**Requirement**
Copy each line below in which the word "射频单元掉电" occurs.

**Given data**
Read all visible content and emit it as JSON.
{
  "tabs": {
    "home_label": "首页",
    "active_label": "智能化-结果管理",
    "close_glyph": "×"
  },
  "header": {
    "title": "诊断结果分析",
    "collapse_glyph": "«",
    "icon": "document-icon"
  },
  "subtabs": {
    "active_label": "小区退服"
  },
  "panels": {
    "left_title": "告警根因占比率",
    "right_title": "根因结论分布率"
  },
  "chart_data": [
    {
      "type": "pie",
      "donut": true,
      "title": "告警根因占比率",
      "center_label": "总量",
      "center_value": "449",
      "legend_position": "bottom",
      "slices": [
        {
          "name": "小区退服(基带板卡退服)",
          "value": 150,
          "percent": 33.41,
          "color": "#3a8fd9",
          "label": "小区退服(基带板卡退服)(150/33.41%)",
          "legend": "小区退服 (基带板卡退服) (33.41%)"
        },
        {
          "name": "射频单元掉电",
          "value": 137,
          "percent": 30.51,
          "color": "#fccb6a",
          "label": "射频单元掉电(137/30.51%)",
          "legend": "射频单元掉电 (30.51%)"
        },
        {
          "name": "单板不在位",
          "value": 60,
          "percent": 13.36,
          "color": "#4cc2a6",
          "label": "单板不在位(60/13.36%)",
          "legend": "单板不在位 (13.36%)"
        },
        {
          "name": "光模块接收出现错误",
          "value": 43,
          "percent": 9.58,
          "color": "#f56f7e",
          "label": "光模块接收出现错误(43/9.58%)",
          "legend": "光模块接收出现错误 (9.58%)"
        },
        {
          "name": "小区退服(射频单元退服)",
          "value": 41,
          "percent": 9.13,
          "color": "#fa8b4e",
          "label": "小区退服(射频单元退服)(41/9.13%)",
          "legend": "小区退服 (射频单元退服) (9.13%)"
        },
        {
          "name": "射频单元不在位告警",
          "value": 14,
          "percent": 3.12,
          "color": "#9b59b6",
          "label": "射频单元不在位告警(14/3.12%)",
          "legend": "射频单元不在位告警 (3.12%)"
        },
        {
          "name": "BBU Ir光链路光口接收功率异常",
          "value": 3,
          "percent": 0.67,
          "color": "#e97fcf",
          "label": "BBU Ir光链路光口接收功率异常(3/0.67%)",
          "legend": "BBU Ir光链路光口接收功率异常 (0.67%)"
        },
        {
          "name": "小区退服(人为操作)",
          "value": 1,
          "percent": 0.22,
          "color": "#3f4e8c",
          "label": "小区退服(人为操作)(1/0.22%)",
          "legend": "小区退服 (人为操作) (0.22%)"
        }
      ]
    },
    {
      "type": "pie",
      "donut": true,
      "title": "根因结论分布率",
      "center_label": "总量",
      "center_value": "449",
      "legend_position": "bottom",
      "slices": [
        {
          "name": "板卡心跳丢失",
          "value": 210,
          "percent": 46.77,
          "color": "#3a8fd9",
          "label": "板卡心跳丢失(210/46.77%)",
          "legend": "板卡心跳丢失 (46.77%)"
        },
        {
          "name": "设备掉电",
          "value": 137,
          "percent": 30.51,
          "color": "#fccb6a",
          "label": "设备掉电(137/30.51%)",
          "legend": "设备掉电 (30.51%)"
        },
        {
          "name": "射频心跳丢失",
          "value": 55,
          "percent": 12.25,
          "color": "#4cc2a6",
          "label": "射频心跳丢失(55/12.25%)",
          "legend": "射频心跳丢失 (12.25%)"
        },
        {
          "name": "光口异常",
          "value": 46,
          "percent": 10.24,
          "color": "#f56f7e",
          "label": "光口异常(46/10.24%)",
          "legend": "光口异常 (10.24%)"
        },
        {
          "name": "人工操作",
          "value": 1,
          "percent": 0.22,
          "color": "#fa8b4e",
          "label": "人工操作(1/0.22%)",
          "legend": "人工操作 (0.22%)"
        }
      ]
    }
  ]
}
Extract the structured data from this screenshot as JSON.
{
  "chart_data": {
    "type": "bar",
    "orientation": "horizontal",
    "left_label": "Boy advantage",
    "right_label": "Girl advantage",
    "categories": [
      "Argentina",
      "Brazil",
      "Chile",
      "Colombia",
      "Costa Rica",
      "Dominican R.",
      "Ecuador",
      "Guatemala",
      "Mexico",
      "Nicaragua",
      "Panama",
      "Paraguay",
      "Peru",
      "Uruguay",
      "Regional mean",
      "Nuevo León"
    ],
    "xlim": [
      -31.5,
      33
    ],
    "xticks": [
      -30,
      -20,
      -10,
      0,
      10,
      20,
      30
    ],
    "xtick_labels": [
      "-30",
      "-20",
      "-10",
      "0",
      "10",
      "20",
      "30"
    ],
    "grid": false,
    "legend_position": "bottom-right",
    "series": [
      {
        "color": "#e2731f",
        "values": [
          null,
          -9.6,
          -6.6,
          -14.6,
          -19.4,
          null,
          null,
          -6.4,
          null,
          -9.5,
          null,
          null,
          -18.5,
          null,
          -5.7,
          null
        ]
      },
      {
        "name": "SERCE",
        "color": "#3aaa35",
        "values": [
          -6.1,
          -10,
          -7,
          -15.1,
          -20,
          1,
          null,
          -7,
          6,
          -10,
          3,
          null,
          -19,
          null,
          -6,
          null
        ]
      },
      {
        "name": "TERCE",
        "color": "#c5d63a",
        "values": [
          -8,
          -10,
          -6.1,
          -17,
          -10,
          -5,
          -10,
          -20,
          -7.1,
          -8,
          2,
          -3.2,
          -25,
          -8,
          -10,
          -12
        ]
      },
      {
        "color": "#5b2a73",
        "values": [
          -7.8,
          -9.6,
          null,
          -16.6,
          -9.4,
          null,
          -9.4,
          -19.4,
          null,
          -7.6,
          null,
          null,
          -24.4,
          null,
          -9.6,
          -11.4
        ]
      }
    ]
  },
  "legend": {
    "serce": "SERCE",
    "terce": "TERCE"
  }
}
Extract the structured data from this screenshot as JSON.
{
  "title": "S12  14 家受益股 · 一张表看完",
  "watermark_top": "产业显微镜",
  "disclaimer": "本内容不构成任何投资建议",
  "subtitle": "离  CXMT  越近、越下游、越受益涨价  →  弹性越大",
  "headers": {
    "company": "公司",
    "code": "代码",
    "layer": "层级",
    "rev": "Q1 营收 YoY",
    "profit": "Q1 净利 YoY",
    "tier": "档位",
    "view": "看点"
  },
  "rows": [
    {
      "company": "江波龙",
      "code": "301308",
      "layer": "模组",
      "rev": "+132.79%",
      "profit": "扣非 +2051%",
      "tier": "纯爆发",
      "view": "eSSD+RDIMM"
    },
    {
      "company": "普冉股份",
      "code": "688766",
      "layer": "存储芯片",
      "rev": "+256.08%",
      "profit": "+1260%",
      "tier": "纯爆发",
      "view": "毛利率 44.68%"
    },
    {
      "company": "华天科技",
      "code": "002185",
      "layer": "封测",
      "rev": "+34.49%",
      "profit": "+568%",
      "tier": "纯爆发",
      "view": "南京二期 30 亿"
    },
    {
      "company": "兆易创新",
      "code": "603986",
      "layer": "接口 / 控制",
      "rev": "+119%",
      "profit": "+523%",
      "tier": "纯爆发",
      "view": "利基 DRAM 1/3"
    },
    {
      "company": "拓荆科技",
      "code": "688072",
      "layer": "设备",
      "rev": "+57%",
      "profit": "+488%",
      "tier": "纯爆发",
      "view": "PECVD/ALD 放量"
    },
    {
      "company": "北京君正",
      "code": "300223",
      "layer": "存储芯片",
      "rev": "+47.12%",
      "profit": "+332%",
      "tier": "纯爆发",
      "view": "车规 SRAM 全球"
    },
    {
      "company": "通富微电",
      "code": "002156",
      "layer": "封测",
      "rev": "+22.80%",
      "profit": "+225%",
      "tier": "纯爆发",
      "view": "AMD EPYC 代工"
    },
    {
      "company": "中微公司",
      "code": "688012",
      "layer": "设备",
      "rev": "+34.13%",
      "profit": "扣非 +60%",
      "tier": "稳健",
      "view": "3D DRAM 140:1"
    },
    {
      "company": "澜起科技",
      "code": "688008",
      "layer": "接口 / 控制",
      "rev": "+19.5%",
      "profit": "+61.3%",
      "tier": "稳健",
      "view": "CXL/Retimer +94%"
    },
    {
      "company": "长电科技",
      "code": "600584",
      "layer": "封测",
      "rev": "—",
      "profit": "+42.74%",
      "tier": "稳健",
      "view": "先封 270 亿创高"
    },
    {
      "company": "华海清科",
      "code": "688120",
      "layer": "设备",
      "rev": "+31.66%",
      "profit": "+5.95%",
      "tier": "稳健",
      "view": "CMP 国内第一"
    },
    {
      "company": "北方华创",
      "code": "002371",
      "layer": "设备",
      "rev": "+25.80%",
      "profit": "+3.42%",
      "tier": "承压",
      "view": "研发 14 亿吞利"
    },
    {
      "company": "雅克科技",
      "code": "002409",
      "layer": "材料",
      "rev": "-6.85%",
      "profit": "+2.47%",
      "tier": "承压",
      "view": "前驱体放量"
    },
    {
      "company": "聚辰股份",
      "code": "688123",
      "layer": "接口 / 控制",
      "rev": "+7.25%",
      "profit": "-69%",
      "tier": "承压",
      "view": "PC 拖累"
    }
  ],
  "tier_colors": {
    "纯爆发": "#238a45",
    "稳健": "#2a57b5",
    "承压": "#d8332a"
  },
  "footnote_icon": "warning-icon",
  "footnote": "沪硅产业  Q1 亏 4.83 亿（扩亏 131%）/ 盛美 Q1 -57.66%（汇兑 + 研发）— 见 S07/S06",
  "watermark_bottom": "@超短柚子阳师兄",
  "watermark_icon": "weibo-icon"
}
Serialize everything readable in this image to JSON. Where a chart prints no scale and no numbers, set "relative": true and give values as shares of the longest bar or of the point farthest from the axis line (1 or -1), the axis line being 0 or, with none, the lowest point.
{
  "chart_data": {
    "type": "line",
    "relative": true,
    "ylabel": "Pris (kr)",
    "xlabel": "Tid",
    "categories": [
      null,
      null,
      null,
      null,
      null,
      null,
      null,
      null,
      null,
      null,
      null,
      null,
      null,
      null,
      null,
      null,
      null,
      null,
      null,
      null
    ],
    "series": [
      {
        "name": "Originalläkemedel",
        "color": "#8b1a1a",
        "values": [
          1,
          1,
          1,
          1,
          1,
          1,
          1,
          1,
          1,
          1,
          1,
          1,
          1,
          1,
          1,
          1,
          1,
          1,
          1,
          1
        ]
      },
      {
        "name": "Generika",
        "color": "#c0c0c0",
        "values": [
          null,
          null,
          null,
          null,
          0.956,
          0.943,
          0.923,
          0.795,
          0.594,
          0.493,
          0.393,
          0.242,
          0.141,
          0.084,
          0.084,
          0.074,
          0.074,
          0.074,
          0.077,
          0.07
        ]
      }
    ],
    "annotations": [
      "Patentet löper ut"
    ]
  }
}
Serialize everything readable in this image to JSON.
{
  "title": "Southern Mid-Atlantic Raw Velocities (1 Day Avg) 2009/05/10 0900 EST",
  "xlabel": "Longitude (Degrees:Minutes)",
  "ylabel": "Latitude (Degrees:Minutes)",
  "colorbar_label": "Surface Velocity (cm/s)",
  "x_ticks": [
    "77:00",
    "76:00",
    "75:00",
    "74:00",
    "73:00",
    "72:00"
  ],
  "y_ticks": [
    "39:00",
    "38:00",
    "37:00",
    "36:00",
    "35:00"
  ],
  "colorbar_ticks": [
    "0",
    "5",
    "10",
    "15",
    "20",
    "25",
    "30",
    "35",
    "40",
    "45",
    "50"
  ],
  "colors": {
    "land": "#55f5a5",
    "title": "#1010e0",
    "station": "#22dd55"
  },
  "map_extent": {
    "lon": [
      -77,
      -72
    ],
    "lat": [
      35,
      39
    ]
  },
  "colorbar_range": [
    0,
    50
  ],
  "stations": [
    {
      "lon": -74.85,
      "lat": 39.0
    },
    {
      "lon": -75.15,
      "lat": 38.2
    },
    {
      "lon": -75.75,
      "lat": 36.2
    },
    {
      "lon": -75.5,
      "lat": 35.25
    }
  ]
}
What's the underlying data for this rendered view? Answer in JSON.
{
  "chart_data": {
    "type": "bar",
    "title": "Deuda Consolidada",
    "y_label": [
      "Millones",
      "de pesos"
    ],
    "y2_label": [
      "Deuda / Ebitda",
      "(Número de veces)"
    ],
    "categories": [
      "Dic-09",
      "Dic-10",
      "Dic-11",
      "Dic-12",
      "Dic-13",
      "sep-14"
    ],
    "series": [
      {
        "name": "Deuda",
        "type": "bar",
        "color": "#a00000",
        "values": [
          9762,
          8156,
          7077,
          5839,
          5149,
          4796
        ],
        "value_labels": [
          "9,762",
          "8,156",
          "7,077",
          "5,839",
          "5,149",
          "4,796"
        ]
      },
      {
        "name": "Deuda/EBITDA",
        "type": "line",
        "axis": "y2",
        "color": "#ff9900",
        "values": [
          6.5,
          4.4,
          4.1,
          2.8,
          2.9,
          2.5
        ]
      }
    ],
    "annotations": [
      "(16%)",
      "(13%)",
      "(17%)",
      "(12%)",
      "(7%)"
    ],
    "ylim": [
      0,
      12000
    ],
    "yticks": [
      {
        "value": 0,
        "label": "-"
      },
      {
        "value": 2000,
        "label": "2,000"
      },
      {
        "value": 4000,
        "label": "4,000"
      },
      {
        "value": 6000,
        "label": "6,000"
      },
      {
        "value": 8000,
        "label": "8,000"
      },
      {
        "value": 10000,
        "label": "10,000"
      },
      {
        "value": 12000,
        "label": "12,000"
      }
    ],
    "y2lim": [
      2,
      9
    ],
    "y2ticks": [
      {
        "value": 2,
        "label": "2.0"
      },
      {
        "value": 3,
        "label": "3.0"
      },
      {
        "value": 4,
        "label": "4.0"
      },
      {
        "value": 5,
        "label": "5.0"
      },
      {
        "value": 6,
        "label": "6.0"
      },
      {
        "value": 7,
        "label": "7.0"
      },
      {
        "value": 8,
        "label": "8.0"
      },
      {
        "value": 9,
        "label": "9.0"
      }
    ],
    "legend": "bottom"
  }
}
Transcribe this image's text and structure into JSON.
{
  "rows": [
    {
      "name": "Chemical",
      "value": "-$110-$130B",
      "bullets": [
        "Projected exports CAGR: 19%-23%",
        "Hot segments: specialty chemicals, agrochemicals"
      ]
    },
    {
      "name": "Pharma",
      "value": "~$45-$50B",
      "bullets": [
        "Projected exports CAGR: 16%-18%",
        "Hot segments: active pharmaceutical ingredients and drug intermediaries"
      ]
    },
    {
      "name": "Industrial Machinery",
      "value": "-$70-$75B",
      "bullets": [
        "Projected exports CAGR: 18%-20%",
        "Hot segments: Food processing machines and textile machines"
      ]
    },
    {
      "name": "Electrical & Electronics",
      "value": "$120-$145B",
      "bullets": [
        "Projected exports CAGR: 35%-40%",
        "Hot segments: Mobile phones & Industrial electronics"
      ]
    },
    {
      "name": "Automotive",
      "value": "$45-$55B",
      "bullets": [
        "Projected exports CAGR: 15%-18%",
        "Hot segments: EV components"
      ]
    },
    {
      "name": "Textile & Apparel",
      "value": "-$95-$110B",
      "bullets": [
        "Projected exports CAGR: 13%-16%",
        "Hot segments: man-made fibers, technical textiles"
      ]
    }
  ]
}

**Output for this exercise**
          "name": "射频单元掉电",
          "label": "射频单元掉电(137/30.51%)",
          "legend": "射频单元掉电 (30.51%)"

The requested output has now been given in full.